▸ Stated exercise
Please report every line from the material that contains the word "icon".
─── Dataset extract
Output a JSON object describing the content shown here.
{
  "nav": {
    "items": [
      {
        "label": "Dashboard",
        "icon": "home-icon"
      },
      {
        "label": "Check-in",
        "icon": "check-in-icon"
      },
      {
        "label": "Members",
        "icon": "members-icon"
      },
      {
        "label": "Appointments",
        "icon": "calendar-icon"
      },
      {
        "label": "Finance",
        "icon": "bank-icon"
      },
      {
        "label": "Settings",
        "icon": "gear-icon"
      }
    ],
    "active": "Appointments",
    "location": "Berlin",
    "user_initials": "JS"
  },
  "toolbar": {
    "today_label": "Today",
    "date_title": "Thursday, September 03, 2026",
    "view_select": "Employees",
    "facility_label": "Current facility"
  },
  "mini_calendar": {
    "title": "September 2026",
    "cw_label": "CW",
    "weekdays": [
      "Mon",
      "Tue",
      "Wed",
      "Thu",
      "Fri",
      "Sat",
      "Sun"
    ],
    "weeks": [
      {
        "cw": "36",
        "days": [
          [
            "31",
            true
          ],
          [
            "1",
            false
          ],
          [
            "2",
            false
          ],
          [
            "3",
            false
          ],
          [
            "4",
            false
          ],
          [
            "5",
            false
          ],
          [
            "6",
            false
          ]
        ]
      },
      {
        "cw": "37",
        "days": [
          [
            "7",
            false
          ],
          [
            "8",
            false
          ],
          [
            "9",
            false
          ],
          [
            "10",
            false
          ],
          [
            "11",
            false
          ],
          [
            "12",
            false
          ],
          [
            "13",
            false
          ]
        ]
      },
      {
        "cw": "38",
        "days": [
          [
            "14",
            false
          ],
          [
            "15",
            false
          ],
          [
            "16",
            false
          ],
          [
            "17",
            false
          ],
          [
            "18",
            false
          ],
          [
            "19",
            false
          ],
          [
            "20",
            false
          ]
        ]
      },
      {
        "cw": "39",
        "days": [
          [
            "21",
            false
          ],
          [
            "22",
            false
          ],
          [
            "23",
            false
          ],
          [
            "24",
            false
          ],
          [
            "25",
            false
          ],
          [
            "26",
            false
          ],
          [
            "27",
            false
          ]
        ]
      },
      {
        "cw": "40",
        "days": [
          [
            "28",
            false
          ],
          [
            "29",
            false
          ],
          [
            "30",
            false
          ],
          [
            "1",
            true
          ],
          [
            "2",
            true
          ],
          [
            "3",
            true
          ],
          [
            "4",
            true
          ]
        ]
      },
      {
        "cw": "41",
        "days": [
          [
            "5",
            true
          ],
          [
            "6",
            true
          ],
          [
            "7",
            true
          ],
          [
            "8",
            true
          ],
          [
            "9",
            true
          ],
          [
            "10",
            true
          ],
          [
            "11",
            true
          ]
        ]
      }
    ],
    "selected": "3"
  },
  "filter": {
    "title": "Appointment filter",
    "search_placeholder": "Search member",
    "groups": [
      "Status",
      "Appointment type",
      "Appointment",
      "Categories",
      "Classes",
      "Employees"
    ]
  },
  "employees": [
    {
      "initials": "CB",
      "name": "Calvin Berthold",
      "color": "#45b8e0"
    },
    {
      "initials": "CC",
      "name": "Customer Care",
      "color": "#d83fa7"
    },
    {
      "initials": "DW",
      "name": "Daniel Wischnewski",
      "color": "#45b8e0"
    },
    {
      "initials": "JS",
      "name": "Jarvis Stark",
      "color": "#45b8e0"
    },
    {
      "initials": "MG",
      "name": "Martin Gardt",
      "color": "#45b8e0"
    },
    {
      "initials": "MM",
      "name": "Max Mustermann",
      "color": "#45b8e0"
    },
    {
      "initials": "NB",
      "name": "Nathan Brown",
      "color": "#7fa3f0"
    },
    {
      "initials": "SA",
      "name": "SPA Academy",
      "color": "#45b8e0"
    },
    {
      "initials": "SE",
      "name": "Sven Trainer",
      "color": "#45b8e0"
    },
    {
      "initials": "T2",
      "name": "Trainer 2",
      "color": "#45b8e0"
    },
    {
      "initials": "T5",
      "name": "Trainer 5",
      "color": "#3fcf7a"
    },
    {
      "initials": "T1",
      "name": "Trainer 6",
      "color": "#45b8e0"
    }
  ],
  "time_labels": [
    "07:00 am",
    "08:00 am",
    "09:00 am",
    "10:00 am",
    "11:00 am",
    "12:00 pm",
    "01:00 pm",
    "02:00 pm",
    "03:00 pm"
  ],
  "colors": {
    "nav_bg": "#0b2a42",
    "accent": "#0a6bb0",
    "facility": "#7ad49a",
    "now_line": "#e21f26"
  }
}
──────
▸ Output of the task
        "icon": "home-icon"
        "icon": "check-in-icon"
        "icon": "members-icon"
        "icon": "calendar-icon"
        "icon": "bank-icon"
        "icon": "gear-icon"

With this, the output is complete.